====== The data

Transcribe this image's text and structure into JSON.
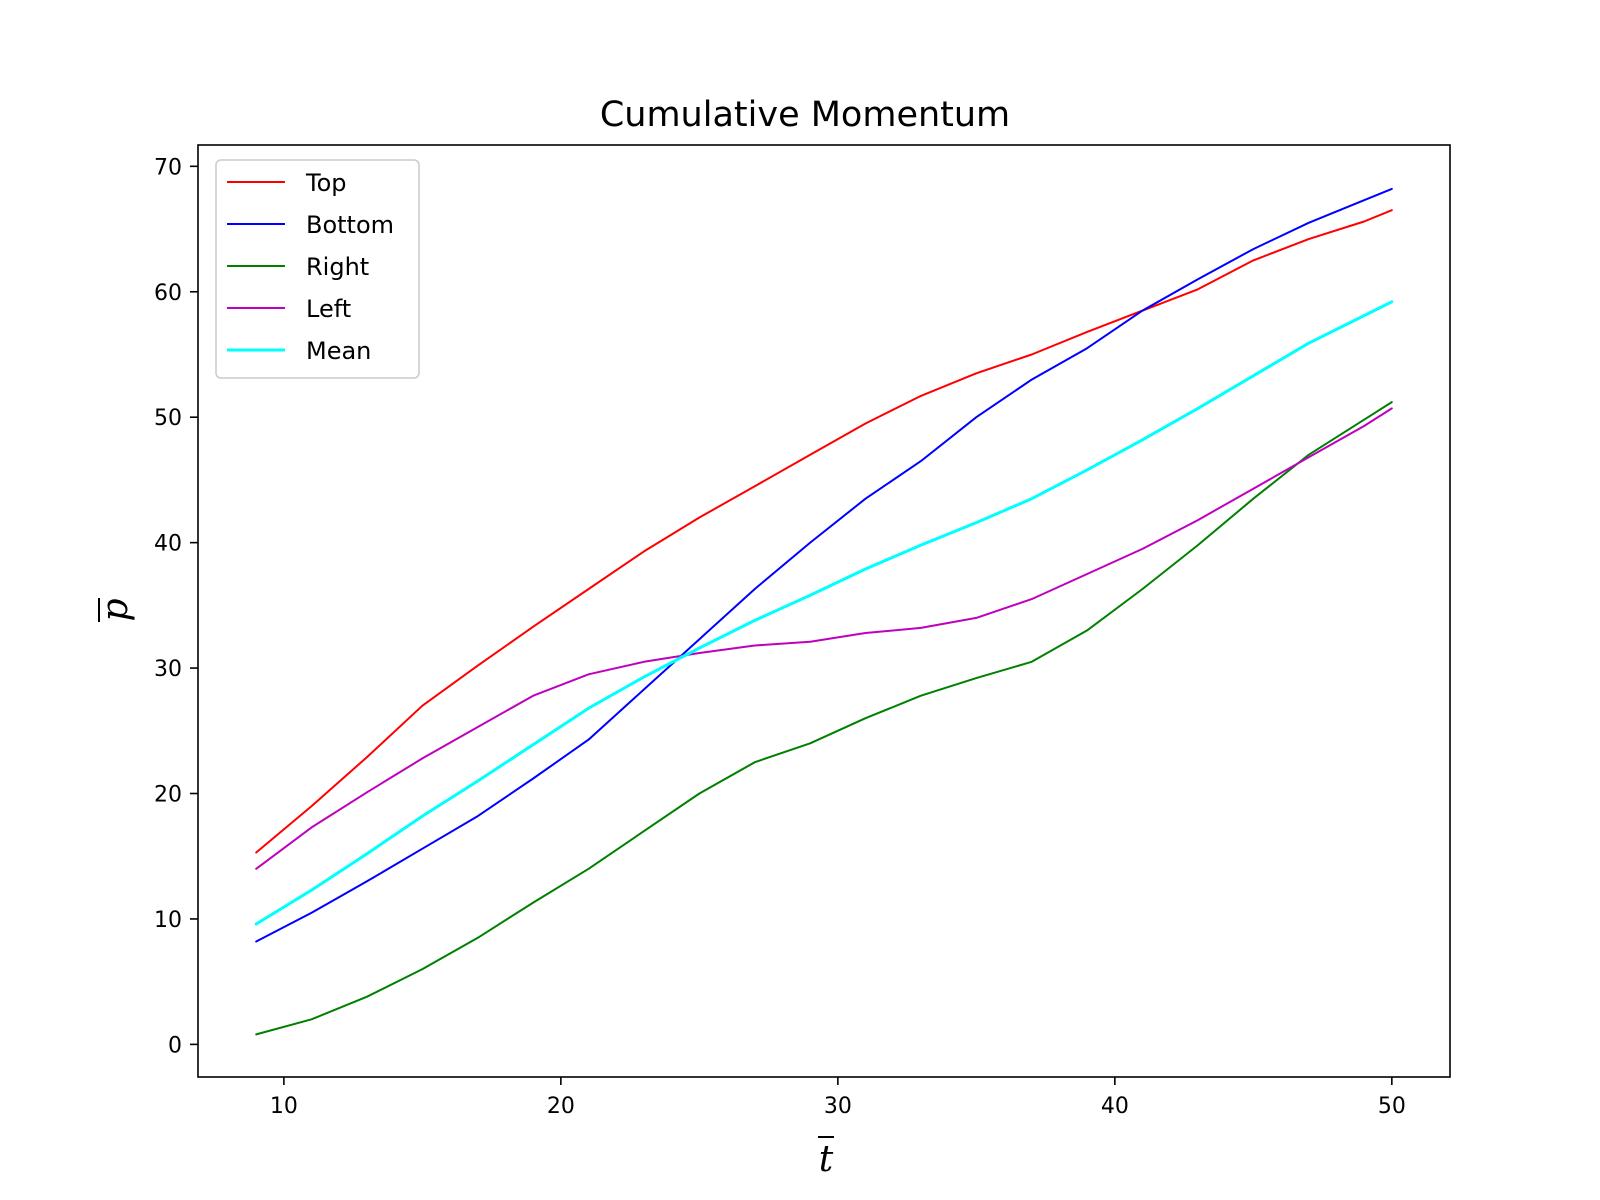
{
  "chart_data": {
    "type": "line",
    "title": "Cumulative Momentum",
    "xlabel": "t",
    "ylabel": "p",
    "xlim": [
      6.9,
      52.1
    ],
    "ylim": [
      -2.6,
      71.7
    ],
    "xticks": [
      10,
      20,
      30,
      40,
      50
    ],
    "yticks": [
      0,
      10,
      20,
      30,
      40,
      50,
      60,
      70
    ],
    "grid": false,
    "legend": "top-left",
    "x": [
      9,
      11,
      13,
      15,
      17,
      19,
      21,
      23,
      25,
      27,
      29,
      31,
      33,
      35,
      37,
      39,
      41,
      43,
      45,
      47,
      49,
      50
    ],
    "series": [
      {
        "name": "Top",
        "color": "#ff0000",
        "width": 2,
        "values": [
          15.3,
          19.0,
          22.9,
          27.0,
          30.2,
          33.3,
          36.3,
          39.3,
          42.0,
          44.5,
          47.0,
          49.5,
          51.7,
          53.5,
          55.0,
          56.8,
          58.5,
          60.2,
          62.5,
          64.2,
          65.6,
          66.5
        ]
      },
      {
        "name": "Bottom",
        "color": "#0000ff",
        "width": 2,
        "values": [
          8.2,
          10.5,
          13.0,
          15.6,
          18.2,
          21.2,
          24.3,
          28.3,
          32.3,
          36.3,
          40.0,
          43.5,
          46.5,
          50.0,
          53.0,
          55.5,
          58.5,
          61.0,
          63.4,
          65.5,
          67.3,
          68.2
        ]
      },
      {
        "name": "Right",
        "color": "#008000",
        "width": 2,
        "values": [
          0.8,
          2.0,
          3.8,
          6.0,
          8.5,
          11.3,
          14.0,
          17.0,
          20.0,
          22.5,
          24.0,
          26.0,
          27.8,
          29.2,
          30.5,
          33.0,
          36.3,
          39.8,
          43.5,
          47.0,
          49.8,
          51.2
        ]
      },
      {
        "name": "Left",
        "color": "#bf00bf",
        "width": 2,
        "values": [
          14.0,
          17.3,
          20.1,
          22.8,
          25.3,
          27.8,
          29.5,
          30.5,
          31.2,
          31.8,
          32.1,
          32.8,
          33.2,
          34.0,
          35.5,
          37.5,
          39.5,
          41.8,
          44.3,
          46.8,
          49.3,
          50.7
        ]
      },
      {
        "name": "Mean",
        "color": "#00ffff",
        "width": 3,
        "values": [
          9.6,
          12.3,
          15.2,
          18.2,
          21.0,
          23.9,
          26.8,
          29.3,
          31.6,
          33.8,
          35.8,
          37.9,
          39.8,
          41.6,
          43.5,
          45.8,
          48.2,
          50.7,
          53.3,
          55.9,
          58.1,
          59.2
        ]
      }
    ]
  }
}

============

* [Set problem]:
Copy every entry exactly as written. Pictures are excluded.

* [Solved exercise]:
Transcribe this image's text and structure into JSON.
{
  "chart_data": {
    "type": "line",
    "title": "Cumulative Momentum",
    "xlabel": "t",
    "ylabel": "p",
    "xlim": [
      6.9,
      52.1
    ],
    "ylim": [
      -2.6,
      71.7
    ],
    "xticks": [
      10,
      20,
      30,
      40,
      50
    ],
    "yticks": [
      0,
      10,
      20,
      30,
      40,
      50,
      60,
      70
    ],
    "grid": false,
    "legend": "top-left",
    "x": [
      9,
      11,
      13,
      15,
      17,
      19,
      21,
      23,
      25,
      27,
      29,
      31,
      33,
      35,
      37,
      39,
      41,
      43,
      45,
      47,
      49,
      50
    ],
    "series": [
      {
        "name": "Top",
        "color": "#ff0000",
        "width": 2,
        "values": [
          15.3,
          19.0,
          22.9,
          27.0,
          30.2,
          33.3,
          36.3,
          39.3,
          42.0,
          44.5,
          47.0,
          49.5,
          51.7,
          53.5,
          55.0,
          56.8,
          58.5,
          60.2,
          62.5,
          64.2,
          65.6,
          66.5
        ]
      },
      {
        "name": "Bottom",
        "color": "#0000ff",
        "width": 2,
        "values": [
          8.2,
          10.5,
          13.0,
          15.6,
          18.2,
          21.2,
          24.3,
          28.3,
          32.3,
          36.3,
          40.0,
          43.5,
          46.5,
          50.0,
          53.0,
          55.5,
          58.5,
          61.0,
          63.4,
          65.5,
          67.3,
          68.2
        ]
      },
      {
        "name": "Right",
        "color": "#008000",
        "width": 2,
        "values": [
          0.8,
          2.0,
          3.8,
          6.0,
          8.5,
          11.3,
          14.0,
          17.0,
          20.0,
          22.5,
          24.0,
          26.0,
          27.8,
          29.2,
          30.5,
          33.0,
          36.3,
          39.8,
          43.5,
          47.0,
          49.8,
          51.2
        ]
      },
      {
        "name": "Left",
        "color": "#bf00bf",
        "width": 2,
        "values": [
          14.0,
          17.3,
          20.1,
          22.8,
          25.3,
          27.8,
          29.5,
          30.5,
          31.2,
          31.8,
          32.1,
          32.8,
          33.2,
          34.0,
          35.5,
          37.5,
          39.5,
          41.8,
          44.3,
          46.8,
          49.3,
          50.7
        ]
      },
      {
        "name": "Mean",
        "color": "#00ffff",
        "width": 3,
        "values": [
          9.6,
          12.3,
          15.2,
          18.2,
          21.0,
          23.9,
          26.8,
          29.3,
          31.6,
          33.8,
          35.8,
          37.9,
          39.8,
          41.6,
          43.5,
          45.8,
          48.2,
          50.7,
          53.3,
          55.9,
          58.1,
          59.2
        ]
      }
    ]
  }
}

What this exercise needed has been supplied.